Problem:
Which lines in the records below contain the word "evolucionat"? Copy each one out.

[START OF Exercise data]

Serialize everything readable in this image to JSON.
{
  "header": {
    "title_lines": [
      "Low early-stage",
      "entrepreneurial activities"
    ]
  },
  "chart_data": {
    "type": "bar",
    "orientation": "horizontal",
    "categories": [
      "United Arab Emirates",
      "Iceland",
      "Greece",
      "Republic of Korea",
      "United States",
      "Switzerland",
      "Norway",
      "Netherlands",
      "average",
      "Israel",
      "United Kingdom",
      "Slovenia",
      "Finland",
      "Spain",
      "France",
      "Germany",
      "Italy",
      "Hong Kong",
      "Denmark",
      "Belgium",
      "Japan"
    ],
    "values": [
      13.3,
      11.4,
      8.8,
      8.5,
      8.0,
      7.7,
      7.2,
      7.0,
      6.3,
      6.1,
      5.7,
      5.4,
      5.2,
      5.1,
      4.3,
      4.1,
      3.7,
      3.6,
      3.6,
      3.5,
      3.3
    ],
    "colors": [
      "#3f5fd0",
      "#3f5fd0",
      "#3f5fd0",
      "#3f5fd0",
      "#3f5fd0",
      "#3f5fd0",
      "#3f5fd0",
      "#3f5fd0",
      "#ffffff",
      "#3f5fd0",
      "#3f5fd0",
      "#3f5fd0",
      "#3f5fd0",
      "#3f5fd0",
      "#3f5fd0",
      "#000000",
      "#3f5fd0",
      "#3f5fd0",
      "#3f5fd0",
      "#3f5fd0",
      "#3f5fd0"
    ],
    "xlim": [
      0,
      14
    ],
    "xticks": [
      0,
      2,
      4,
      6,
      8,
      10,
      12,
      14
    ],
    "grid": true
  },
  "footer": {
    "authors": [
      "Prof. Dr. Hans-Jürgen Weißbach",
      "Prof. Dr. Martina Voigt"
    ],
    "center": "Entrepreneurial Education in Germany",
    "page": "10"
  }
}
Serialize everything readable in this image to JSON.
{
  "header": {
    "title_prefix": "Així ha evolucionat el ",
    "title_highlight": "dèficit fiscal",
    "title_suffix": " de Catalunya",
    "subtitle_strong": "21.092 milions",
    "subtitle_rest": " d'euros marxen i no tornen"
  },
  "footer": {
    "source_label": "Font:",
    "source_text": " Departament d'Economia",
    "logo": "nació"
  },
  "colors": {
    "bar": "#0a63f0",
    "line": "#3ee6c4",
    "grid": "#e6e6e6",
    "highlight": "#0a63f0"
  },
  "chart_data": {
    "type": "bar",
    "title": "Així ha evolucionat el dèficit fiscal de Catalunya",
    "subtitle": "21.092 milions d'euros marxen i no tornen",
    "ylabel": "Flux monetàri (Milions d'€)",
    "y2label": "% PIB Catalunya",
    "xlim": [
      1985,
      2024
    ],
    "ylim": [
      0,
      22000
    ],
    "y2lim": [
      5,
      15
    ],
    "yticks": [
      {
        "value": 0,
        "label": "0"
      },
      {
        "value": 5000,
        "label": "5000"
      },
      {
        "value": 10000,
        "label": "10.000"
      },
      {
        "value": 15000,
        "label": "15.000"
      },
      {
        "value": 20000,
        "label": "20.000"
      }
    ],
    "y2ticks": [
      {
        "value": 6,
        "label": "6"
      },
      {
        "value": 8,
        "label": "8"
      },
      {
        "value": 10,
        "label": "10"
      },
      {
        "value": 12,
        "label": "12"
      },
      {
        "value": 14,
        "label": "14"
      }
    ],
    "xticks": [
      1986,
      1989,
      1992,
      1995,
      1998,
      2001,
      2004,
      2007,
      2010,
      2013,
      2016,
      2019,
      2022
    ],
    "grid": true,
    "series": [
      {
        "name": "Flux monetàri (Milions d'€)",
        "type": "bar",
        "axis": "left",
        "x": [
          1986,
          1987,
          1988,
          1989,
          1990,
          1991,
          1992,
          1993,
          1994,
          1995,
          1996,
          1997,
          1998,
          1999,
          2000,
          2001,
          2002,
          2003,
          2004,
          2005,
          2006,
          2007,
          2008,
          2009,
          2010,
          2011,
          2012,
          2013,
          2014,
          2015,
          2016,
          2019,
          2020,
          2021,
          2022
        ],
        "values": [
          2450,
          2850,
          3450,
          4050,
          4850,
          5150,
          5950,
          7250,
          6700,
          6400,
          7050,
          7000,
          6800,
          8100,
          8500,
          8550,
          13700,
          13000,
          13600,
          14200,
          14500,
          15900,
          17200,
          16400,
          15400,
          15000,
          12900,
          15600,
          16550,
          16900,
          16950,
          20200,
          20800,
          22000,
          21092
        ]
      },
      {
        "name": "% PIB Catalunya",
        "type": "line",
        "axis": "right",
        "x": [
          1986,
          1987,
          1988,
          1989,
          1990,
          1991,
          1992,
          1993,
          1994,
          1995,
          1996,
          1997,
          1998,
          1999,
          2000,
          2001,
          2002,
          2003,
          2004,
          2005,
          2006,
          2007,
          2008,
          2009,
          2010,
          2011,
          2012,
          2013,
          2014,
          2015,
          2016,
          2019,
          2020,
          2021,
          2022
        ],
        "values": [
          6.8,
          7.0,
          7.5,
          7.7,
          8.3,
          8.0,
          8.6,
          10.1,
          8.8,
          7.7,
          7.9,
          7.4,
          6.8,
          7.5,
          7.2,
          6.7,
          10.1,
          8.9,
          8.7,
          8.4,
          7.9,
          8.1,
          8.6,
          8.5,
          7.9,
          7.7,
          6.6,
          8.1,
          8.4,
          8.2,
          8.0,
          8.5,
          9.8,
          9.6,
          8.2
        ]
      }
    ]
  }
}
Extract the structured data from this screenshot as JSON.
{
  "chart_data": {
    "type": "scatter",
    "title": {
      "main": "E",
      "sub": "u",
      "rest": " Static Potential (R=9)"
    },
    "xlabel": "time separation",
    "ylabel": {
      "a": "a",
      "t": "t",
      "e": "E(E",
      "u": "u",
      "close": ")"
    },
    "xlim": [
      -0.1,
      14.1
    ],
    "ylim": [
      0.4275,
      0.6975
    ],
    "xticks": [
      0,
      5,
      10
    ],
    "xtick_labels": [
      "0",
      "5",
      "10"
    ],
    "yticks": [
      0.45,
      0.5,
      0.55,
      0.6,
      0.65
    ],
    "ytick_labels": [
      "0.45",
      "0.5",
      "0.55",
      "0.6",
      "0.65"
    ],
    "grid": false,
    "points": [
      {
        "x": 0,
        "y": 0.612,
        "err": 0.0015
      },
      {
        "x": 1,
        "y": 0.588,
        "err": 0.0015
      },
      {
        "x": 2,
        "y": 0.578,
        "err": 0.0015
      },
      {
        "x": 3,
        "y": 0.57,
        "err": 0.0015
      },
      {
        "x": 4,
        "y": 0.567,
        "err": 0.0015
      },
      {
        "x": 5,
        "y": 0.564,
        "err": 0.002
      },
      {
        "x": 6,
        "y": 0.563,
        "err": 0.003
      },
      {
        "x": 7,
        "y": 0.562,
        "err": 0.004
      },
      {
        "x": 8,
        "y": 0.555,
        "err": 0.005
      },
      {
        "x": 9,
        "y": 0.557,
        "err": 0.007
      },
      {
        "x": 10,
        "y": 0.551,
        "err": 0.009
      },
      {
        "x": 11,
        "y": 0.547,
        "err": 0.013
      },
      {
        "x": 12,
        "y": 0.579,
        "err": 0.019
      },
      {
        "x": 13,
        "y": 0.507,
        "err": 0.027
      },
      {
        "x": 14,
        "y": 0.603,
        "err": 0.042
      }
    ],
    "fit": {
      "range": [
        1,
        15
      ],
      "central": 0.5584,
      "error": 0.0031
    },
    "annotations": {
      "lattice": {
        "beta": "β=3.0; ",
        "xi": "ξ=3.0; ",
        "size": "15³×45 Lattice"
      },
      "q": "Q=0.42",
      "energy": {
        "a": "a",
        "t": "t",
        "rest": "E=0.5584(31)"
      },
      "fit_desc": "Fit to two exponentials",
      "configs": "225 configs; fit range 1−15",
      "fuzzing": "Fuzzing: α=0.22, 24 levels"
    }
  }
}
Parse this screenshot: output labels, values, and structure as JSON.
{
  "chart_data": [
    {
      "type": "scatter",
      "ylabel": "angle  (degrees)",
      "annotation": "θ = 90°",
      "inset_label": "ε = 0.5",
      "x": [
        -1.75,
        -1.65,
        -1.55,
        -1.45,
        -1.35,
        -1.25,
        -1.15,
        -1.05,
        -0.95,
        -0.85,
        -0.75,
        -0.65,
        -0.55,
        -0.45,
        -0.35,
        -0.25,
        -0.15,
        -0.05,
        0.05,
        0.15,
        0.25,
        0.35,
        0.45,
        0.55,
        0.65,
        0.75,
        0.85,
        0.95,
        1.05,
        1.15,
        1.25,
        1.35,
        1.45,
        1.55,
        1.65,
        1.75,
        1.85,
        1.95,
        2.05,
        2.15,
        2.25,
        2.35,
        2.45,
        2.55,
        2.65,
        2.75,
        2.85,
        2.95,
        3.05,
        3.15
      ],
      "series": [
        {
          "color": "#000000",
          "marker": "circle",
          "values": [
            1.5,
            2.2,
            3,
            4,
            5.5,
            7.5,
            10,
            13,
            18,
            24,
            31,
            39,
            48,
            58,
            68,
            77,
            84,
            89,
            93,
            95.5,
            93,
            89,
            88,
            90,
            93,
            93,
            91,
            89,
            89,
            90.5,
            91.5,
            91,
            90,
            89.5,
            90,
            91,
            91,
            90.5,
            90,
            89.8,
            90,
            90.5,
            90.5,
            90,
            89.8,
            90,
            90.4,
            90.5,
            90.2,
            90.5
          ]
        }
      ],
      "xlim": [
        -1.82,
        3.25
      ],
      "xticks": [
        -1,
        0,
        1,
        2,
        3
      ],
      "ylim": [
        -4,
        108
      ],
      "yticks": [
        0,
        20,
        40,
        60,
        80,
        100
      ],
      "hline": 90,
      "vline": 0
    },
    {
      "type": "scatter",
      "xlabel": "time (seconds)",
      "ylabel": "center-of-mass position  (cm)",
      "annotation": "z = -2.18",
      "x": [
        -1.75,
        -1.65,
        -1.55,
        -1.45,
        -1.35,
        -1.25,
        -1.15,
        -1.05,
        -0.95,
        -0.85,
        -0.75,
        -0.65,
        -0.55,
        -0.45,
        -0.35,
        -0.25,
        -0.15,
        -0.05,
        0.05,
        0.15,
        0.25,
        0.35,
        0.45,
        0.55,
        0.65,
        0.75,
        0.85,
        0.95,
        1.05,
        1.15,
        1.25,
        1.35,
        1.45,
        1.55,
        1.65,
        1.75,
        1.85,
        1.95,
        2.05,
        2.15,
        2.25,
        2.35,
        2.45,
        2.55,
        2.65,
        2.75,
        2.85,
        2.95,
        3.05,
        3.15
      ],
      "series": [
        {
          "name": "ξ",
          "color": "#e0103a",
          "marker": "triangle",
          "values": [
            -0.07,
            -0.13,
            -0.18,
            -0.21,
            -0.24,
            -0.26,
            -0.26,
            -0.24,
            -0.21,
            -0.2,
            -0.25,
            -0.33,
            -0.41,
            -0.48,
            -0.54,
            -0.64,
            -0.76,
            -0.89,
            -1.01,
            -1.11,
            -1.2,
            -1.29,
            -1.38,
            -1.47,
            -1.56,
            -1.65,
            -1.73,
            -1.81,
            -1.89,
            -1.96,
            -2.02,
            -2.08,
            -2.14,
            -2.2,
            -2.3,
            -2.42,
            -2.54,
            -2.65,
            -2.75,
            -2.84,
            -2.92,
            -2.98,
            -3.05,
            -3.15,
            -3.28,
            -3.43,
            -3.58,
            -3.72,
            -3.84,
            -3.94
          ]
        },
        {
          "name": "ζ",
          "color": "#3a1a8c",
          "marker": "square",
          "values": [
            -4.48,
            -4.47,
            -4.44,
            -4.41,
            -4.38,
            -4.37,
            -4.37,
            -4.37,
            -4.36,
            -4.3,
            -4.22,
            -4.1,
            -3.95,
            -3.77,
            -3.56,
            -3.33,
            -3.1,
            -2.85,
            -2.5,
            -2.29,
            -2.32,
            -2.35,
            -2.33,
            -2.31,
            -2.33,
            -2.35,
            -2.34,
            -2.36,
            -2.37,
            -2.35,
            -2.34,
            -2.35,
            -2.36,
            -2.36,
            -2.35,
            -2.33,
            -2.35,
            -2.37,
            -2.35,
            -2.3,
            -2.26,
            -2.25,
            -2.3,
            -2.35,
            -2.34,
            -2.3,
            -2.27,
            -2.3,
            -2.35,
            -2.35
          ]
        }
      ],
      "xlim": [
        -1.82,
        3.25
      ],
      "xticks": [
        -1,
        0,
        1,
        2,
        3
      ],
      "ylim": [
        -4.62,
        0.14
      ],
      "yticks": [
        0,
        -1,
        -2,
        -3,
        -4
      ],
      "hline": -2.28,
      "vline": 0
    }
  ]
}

[END OF Exercise data]

Completed exercise:
    "title_prefix": "Així ha evolucionat el ",
    "title": "Així ha evolucionat el dèficit fiscal de Catalunya",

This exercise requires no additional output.